» Source data
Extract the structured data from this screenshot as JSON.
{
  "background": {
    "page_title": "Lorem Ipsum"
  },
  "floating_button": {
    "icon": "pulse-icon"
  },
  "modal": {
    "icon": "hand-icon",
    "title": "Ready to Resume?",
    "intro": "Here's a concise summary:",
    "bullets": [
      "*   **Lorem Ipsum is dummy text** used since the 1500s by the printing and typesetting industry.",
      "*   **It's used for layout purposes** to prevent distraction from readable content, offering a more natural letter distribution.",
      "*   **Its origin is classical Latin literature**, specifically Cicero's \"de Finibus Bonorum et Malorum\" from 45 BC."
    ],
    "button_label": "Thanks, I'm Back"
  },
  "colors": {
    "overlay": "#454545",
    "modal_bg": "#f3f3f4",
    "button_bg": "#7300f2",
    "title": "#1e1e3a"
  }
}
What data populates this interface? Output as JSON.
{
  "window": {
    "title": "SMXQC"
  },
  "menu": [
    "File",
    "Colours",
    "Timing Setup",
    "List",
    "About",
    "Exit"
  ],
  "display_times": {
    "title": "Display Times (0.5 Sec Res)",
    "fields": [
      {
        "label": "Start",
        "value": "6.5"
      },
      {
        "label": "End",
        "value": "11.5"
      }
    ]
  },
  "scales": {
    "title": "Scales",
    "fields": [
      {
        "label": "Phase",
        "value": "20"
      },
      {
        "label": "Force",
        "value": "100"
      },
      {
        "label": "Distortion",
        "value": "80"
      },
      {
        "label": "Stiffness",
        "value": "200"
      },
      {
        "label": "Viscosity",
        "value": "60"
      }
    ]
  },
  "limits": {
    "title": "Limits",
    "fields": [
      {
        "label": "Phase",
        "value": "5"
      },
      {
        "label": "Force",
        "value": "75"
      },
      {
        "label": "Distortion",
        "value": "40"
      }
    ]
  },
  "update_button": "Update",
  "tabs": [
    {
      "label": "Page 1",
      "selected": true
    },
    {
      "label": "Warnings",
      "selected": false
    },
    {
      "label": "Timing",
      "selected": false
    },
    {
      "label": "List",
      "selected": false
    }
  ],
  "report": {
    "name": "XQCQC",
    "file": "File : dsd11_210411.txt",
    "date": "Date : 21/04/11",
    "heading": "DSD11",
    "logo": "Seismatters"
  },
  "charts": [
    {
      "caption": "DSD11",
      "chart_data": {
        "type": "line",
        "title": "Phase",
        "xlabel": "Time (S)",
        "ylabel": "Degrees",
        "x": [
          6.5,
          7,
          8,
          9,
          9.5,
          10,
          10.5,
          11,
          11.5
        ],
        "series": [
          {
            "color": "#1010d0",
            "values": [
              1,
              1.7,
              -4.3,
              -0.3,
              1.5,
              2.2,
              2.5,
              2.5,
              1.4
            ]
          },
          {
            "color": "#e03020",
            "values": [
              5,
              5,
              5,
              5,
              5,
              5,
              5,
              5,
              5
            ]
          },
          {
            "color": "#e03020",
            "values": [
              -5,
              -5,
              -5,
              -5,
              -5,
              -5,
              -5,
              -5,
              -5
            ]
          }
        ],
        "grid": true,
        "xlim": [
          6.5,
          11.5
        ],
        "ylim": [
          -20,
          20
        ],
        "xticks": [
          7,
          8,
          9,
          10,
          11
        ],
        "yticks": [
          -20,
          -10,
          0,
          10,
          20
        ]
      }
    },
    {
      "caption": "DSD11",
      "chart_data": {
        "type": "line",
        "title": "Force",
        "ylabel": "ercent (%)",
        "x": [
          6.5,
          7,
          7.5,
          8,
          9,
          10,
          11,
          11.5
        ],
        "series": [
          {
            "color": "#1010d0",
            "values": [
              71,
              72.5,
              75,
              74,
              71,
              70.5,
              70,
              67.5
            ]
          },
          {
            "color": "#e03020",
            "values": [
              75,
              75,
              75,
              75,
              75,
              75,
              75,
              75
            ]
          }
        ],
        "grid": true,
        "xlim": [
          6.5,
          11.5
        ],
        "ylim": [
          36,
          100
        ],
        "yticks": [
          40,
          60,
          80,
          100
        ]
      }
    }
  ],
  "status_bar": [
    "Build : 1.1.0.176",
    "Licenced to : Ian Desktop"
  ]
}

» Short problem
Give only a number: how many lines of the data hold the string "this"?

» Response to the task
2